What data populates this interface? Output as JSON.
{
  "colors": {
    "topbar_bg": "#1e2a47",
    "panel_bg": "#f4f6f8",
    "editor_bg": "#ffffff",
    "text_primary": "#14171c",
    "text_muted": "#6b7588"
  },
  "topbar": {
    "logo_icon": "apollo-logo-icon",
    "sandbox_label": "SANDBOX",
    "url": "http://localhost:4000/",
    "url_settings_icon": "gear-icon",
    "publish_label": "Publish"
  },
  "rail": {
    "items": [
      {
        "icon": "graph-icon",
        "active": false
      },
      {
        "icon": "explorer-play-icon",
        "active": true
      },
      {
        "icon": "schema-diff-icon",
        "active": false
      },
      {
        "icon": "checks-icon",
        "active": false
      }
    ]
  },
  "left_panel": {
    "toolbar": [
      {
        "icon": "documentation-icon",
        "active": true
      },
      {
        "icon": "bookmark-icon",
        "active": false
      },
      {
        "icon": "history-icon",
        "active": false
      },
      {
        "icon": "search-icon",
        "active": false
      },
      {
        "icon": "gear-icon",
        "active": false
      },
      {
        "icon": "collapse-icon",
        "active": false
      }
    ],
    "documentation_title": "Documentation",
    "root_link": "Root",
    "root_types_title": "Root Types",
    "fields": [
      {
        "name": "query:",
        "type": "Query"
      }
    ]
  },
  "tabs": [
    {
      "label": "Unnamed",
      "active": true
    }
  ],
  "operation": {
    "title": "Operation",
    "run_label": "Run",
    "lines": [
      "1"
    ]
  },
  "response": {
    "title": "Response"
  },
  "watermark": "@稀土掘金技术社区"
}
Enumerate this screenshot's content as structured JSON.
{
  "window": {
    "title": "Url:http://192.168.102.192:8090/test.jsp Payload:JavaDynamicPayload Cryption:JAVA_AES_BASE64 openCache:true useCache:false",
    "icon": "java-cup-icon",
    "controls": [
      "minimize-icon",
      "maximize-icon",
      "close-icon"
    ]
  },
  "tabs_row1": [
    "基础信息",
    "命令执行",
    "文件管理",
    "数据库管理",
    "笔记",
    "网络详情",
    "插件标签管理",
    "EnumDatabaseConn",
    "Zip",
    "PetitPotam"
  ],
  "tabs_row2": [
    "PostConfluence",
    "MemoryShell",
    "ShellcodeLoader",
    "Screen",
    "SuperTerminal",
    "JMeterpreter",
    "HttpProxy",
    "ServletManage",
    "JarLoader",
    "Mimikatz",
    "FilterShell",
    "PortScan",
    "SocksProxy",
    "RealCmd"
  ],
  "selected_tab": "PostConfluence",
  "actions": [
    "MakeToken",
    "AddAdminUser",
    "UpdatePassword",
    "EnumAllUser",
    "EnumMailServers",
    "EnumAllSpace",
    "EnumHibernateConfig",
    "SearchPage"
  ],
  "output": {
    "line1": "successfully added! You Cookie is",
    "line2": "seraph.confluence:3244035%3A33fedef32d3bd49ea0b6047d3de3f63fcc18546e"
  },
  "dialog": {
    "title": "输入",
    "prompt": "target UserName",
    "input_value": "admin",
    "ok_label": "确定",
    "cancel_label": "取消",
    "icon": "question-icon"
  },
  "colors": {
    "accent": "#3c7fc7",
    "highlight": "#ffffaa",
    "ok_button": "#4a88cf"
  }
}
----------------
> **Aim**
Above are the records; copy all of them exactly.

> **Task output**
What data populates this interface? Output as JSON.
{
  "colors": {
    "topbar_bg": "#1e2a47",
    "panel_bg": "#f4f6f8",
    "editor_bg": "#ffffff",
    "text_primary": "#14171c",
    "text_muted": "#6b7588"
  },
  "topbar": {
    "logo_icon": "apollo-logo-icon",
    "sandbox_label": "SANDBOX",
    "url": "http://localhost:4000/",
    "url_settings_icon": "gear-icon",
    "publish_label": "Publish"
  },
  "rail": {
    "items": [
      {
        "icon": "graph-icon",
        "active": false
      },
      {
        "icon": "explorer-play-icon",
        "active": true
      },
      {
        "icon": "schema-diff-icon",
        "active": false
      },
      {
        "icon": "checks-icon",
        "active": false
      }
    ]
  },
  "left_panel": {
    "toolbar": [
      {
        "icon": "documentation-icon",
        "active": true
      },
      {
        "icon": "bookmark-icon",
        "active": false
      },
      {
        "icon": "history-icon",
        "active": false
      },
      {
        "icon": "search-icon",
        "active": false
      },
      {
        "icon": "gear-icon",
        "active": false
      },
      {
        "icon": "collapse-icon",
        "active": false
      }
    ],
    "documentation_title": "Documentation",
    "root_link": "Root",
    "root_types_title": "Root Types",
    "fields": [
      {
        "name": "query:",
        "type": "Query"
      }
    ]
  },
  "tabs": [
    {
      "label": "Unnamed",
      "active": true
    }
  ],
  "operation": {
    "title": "Operation",
    "run_label": "Run",
    "lines": [
      "1"
    ]
  },
  "response": {
    "title": "Response"
  },
  "watermark": "@稀土掘金技术社区"
}
Enumerate this screenshot's content as structured JSON.
{
  "window": {
    "title": "Url:http://192.168.102.192:8090/test.jsp Payload:JavaDynamicPayload Cryption:JAVA_AES_BASE64 openCache:true useCache:false",
    "icon": "java-cup-icon",
    "controls": [
      "minimize-icon",
      "maximize-icon",
      "close-icon"
    ]
  },
  "tabs_row1": [
    "基础信息",
    "命令执行",
    "文件管理",
    "数据库管理",
    "笔记",
    "网络详情",
    "插件标签管理",
    "EnumDatabaseConn",
    "Zip",
    "PetitPotam"
  ],
  "tabs_row2": [
    "PostConfluence",
    "MemoryShell",
    "ShellcodeLoader",
    "Screen",
    "SuperTerminal",
    "JMeterpreter",
    "HttpProxy",
    "ServletManage",
    "JarLoader",
    "Mimikatz",
    "FilterShell",
    "PortScan",
    "SocksProxy",
    "RealCmd"
  ],
  "selected_tab": "PostConfluence",
  "actions": [
    "MakeToken",
    "AddAdminUser",
    "UpdatePassword",
    "EnumAllUser",
    "EnumMailServers",
    "EnumAllSpace",
    "EnumHibernateConfig",
    "SearchPage"
  ],
  "output": {
    "line1": "successfully added! You Cookie is",
    "line2": "seraph.confluence:3244035%3A33fedef32d3bd49ea0b6047d3de3f63fcc18546e"
  },
  "dialog": {
    "title": "输入",
    "prompt": "target UserName",
    "input_value": "admin",
    "ok_label": "确定",
    "cancel_label": "取消",
    "icon": "question-icon"
  },
  "colors": {
    "accent": "#3c7fc7",
    "highlight": "#ffffaa",
    "ok_button": "#4a88cf"
  }
}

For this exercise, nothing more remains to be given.